Goal: Transcribe the whole listing below without changing a word, but leave out every image.

----- Record extracts

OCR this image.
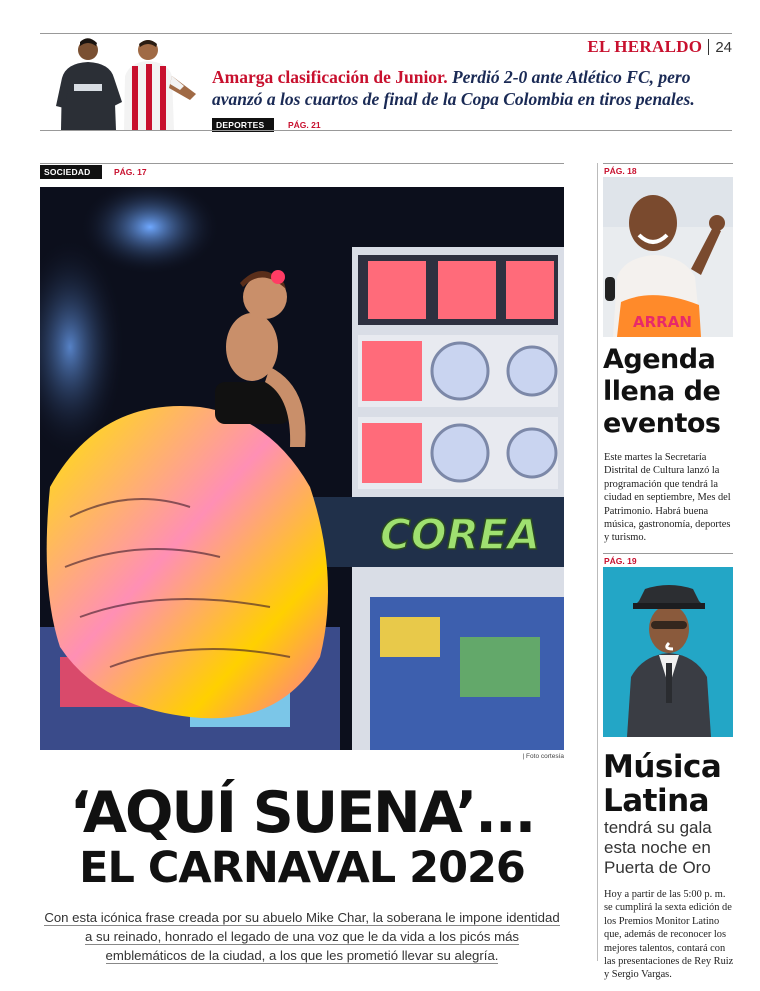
EL HERALDO 24
Amarga clasificación de Junior. Perdió 2-0 ante Atlético FC, pero avanzó a los cuartos de final de la Copa Colombia en tiros penales.
DEPORTES	PÁG. 21
SOCIEDAD	PÁG. 17
COREA
| Foto cortesía
‘AQUÍ SUENA’...
EL CARNAVAL 2026
Con esta icónica frase creada por su abuelo Mike Char, la soberana le impone identidad a su reinado, honrado el legado de una voz que le da vida a los picós más emblemáticos de la ciudad, a los que les prometió llevar su alegría.
PÁG. 18
ARRAN
Agenda
llena de
eventos
Este martes la Secretaría Distrital de Cultura lanzó la programación que tendrá la ciudad en septiembre, Mes del Patrimonio. Habrá buena música, gastronomía, deportes y turismo.
PÁG. 19
Música
Latina
tendrá su gala esta noche en Puerta de Oro
Hoy a partir de las 5:00 p. m. se cumplirá la sexta edición de los Premios Monitor Latino que, además de reconocer los mejores talentos, contará con las presentaciones de Rey Ruiz y Sergio Vargas.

----------

Solved problem:
OCR this image.
EL HERALDO 24
Amarga clasificación de Junior. Perdió 2-0 ante Atlético FC, pero avanzó a los cuartos de final de la Copa Colombia en tiros penales.
DEPORTES	PÁG. 21
SOCIEDAD	PÁG. 17
COREA
| Foto cortesía
‘AQUÍ SUENA’...
EL CARNAVAL 2026
Con esta icónica frase creada por su abuelo Mike Char, la soberana le impone identidad a su reinado, honrado el legado de una voz que le da vida a los picós más emblemáticos de la ciudad, a los que les prometió llevar su alegría.
PÁG. 18
ARRAN
Agenda
llena de
eventos
Este martes la Secretaría Distrital de Cultura lanzó la programación que tendrá la ciudad en septiembre, Mes del Patrimonio. Habrá buena música, gastronomía, deportes y turismo.
PÁG. 19
Música
Latina
tendrá su gala esta noche en Puerta de Oro
Hoy a partir de las 5:00 p. m. se cumplirá la sexta edición de los Premios Monitor Latino que, además de reconocer los mejores talentos, contará con las presentaciones de Rey Ruiz y Sergio Vargas.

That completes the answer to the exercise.